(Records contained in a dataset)
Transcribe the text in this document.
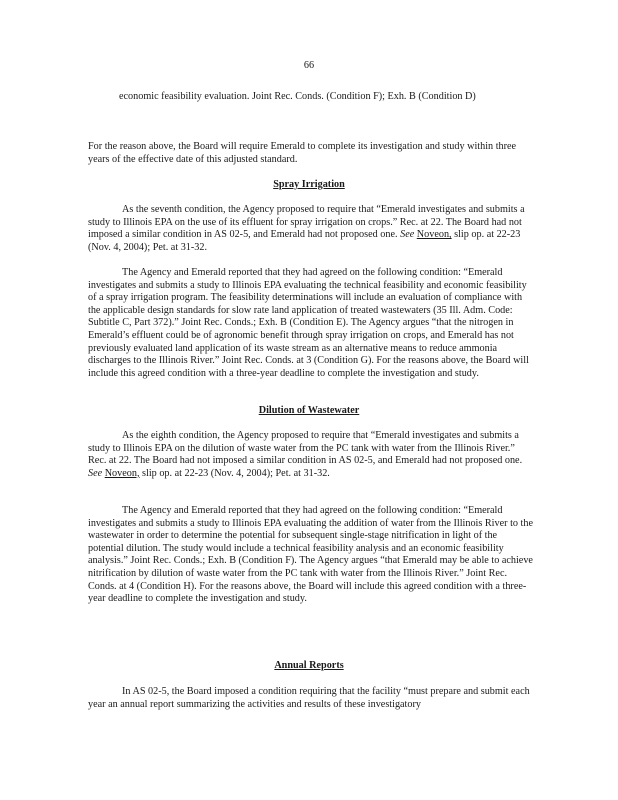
66

economic feasibility evaluation. Joint Rec. Conds. (Condition F); Exh. B (Condition D)

For the reason above, the Board will require Emerald to complete its investigation and study within three years of the effective date of this adjusted standard.

Spray Irrigation

As the seventh condition, the Agency proposed to require that “Emerald investigates and submits a study to Illinois EPA on the use of its effluent for spray irrigation on crops.” Rec. at 22. The Board had not imposed a similar condition in AS 02-5, and Emerald had not proposed one. See Noveon, slip op. at 22-23 (Nov. 4, 2004); Pet. at 31-32.

The Agency and Emerald reported that they had agreed on the following condition: “Emerald investigates and submits a study to Illinois EPA evaluating the technical feasibility and economic feasibility of a spray irrigation program. The feasibility determinations will include an evaluation of compliance with the applicable design standards for slow rate land application of treated wastewaters (35 Ill. Adm. Code: Subtitle C, Part 372).” Joint Rec. Conds.; Exh. B (Condition E). The Agency argues “that the nitrogen in Emerald’s effluent could be of agronomic benefit through spray irrigation on crops, and Emerald has not previously evaluated land application of its waste stream as an alternative means to reduce ammonia discharges to the Illinois River.” Joint Rec. Conds. at 3 (Condition G). For the reasons above, the Board will include this agreed condition with a three-year deadline to complete the investigation and study.

Dilution of Wastewater

As the eighth condition, the Agency proposed to require that “Emerald investigates and submits a study to Illinois EPA on the dilution of waste water from the PC tank with water from the Illinois River.” Rec. at 22. The Board had not imposed a similar condition in AS 02-5, and Emerald had not proposed one. See Noveon, slip op. at 22-23 (Nov. 4, 2004); Pet. at 31-32.

The Agency and Emerald reported that they had agreed on the following condition: “Emerald investigates and submits a study to Illinois EPA evaluating the addition of water from the Illinois River to the wastewater in order to determine the potential for subsequent single-stage nitrification in light of the potential dilution. The study would include a technical feasibility analysis and an economic feasibility analysis.” Joint Rec. Conds.; Exh. B (Condition F). The Agency argues “that Emerald may be able to achieve nitrification by dilution of waste water from the PC tank with water from the Illinois River.” Joint Rec. Conds. at 4 (Condition H). For the reasons above, the Board will include this agreed condition with a three-year deadline to complete the investigation and study.

Annual Reports

In AS 02-5, the Board imposed a condition requiring that the facility “must prepare and submit each year an annual report summarizing the activities and results of these investigatory
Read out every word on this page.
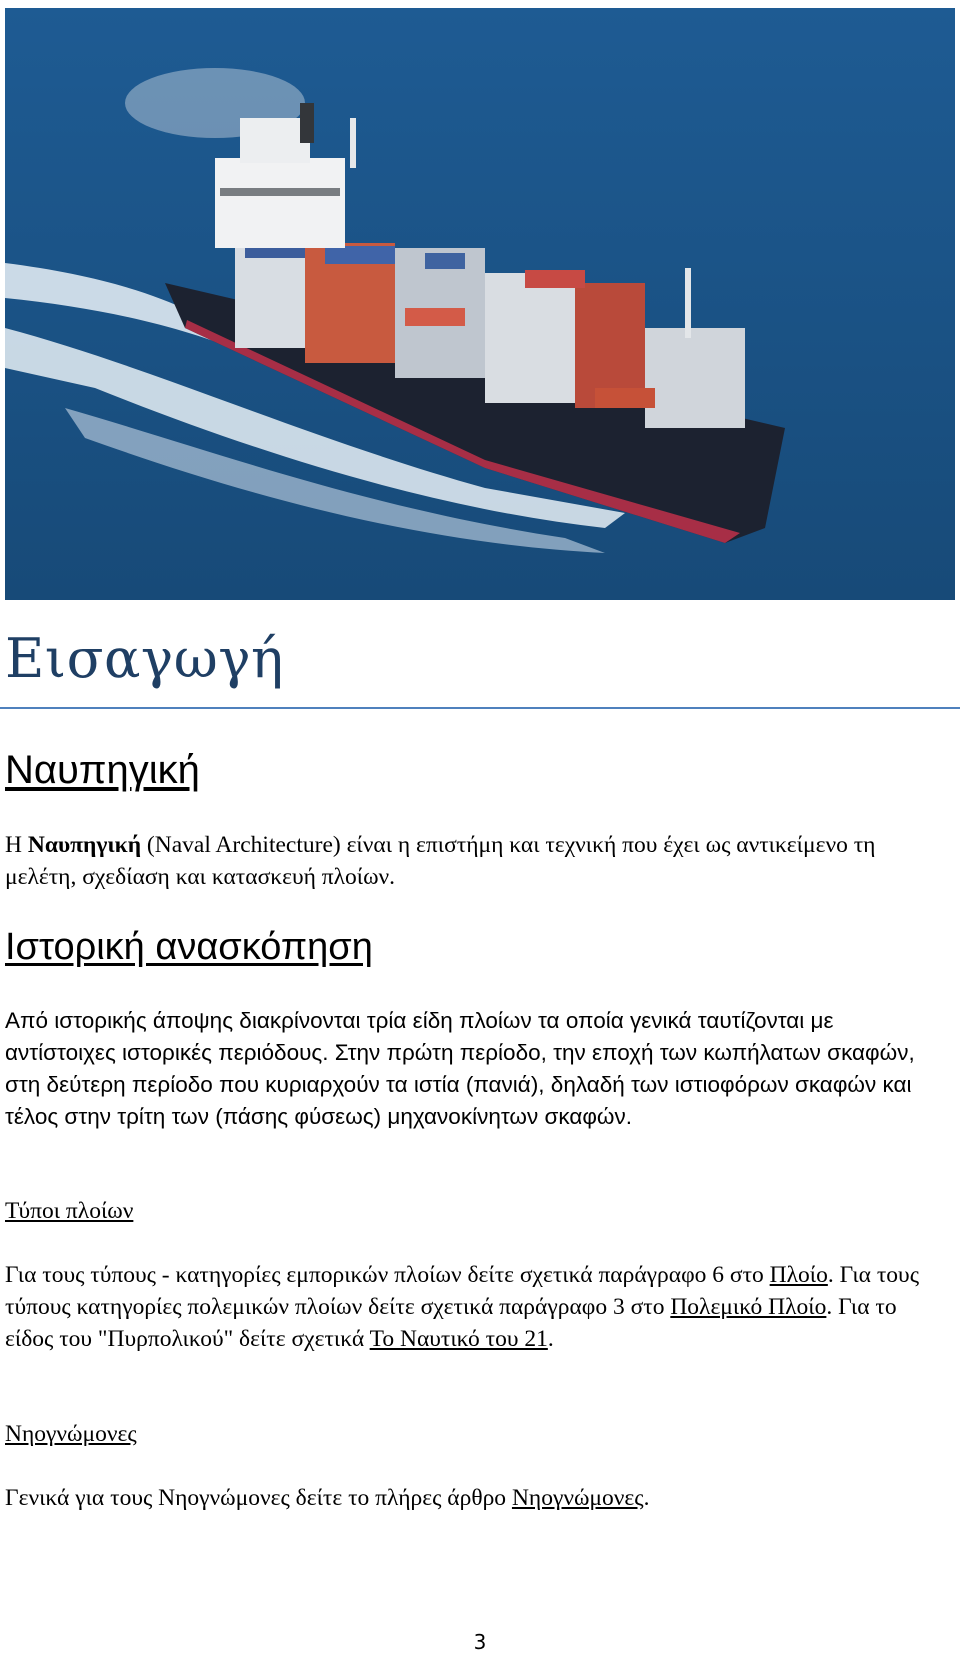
Εισαγωγή
Ναυπηγική

Η Ναυπηγική (Naval Architecture) είναι η επιστήμη και τεχνική που έχει ως αντικείμενο τη μελέτη, σχεδίαση και κατασκευή πλοίων.

Ιστορική ανασκόπηση

Από ιστορικής άποψης διακρίνονται τρία είδη πλοίων τα οποία γενικά ταυτίζονται με αντίστοιχες ιστορικές περιόδους. Στην πρώτη περίοδο, την εποχή των κωπήλατων σκαφών, στη δεύτερη περίοδο που κυριαρχούν τα ιστία (πανιά), δηλαδή των ιστιοφόρων σκαφών και τέλος στην τρίτη των (πάσης φύσεως) μηχανοκίνητων σκαφών.

Τύποι πλοίων

Για τους τύπους - κατηγορίες εμπορικών πλοίων δείτε σχετικά παράγραφο 6 στο Πλοίο. Για τους τύπους κατηγορίες πολεμικών πλοίων δείτε σχετικά παράγραφο 3 στο Πολεμικό Πλοίο. Για το είδος του "Πυρπολικού" δείτε σχετικά Το Ναυτικό του 21.

Νηογνώμονες

Γενικά για τους Νηογνώμονες δείτε το πλήρες άρθρο Νηογνώμονες.

3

◆ **Instructions to follow**
Give back every line exactly as it stands, pictures excluded.

◆ **Response for this exercise**
Transcribe the text in this document.
66

economic feasibility evaluation. Joint Rec. Conds. (Condition F); Exh. B (Condition D)

For the reason above, the Board will require Emerald to complete its investigation and study within three years of the effective date of this adjusted standard.

Spray Irrigation

As the seventh condition, the Agency proposed to require that “Emerald investigates and submits a study to Illinois EPA on the use of its effluent for spray irrigation on crops.” Rec. at 22. The Board had not imposed a similar condition in AS 02-5, and Emerald had not proposed one. See Noveon, slip op. at 22-23 (Nov. 4, 2004); Pet. at 31-32.

The Agency and Emerald reported that they had agreed on the following condition: “Emerald investigates and submits a study to Illinois EPA evaluating the technical feasibility and economic feasibility of a spray irrigation program. The feasibility determinations will include an evaluation of compliance with the applicable design standards for slow rate land application of treated wastewaters (35 Ill. Adm. Code: Subtitle C, Part 372).” Joint Rec. Conds.; Exh. B (Condition E). The Agency argues “that the nitrogen in Emerald’s effluent could be of agronomic benefit through spray irrigation on crops, and Emerald has not previously evaluated land application of its waste stream as an alternative means to reduce ammonia discharges to the Illinois River.” Joint Rec. Conds. at 3 (Condition G). For the reasons above, the Board will include this agreed condition with a three-year deadline to complete the investigation and study.

Dilution of Wastewater

As the eighth condition, the Agency proposed to require that “Emerald investigates and submits a study to Illinois EPA on the dilution of waste water from the PC tank with water from the Illinois River.” Rec. at 22. The Board had not imposed a similar condition in AS 02-5, and Emerald had not proposed one. See Noveon, slip op. at 22-23 (Nov. 4, 2004); Pet. at 31-32.

The Agency and Emerald reported that they had agreed on the following condition: “Emerald investigates and submits a study to Illinois EPA evaluating the addition of water from the Illinois River to the wastewater in order to determine the potential for subsequent single-stage nitrification in light of the potential dilution. The study would include a technical feasibility analysis and an economic feasibility analysis.” Joint Rec. Conds.; Exh. B (Condition F). The Agency argues “that Emerald may be able to achieve nitrification by dilution of waste water from the PC tank with water from the Illinois River.” Joint Rec. Conds. at 4 (Condition H). For the reasons above, the Board will include this agreed condition with a three-year deadline to complete the investigation and study.

Annual Reports

In AS 02-5, the Board imposed a condition requiring that the facility “must prepare and submit each year an annual report summarizing the activities and results of these investigatory
Read out every word on this page.
Εισαγωγή
Ναυπηγική

Η Ναυπηγική (Naval Architecture) είναι η επιστήμη και τεχνική που έχει ως αντικείμενο τη μελέτη, σχεδίαση και κατασκευή πλοίων.

Ιστορική ανασκόπηση

Από ιστορικής άποψης διακρίνονται τρία είδη πλοίων τα οποία γενικά ταυτίζονται με αντίστοιχες ιστορικές περιόδους. Στην πρώτη περίοδο, την εποχή των κωπήλατων σκαφών, στη δεύτερη περίοδο που κυριαρχούν τα ιστία (πανιά), δηλαδή των ιστιοφόρων σκαφών και τέλος στην τρίτη των (πάσης φύσεως) μηχανοκίνητων σκαφών.

Τύποι πλοίων

Για τους τύπους - κατηγορίες εμπορικών πλοίων δείτε σχετικά παράγραφο 6 στο Πλοίο. Για τους τύπους κατηγορίες πολεμικών πλοίων δείτε σχετικά παράγραφο 3 στο Πολεμικό Πλοίο. Για το είδος του "Πυρπολικού" δείτε σχετικά Το Ναυτικό του 21.

Νηογνώμονες

Γενικά για τους Νηογνώμονες δείτε το πλήρες άρθρο Νηογνώμονες.

3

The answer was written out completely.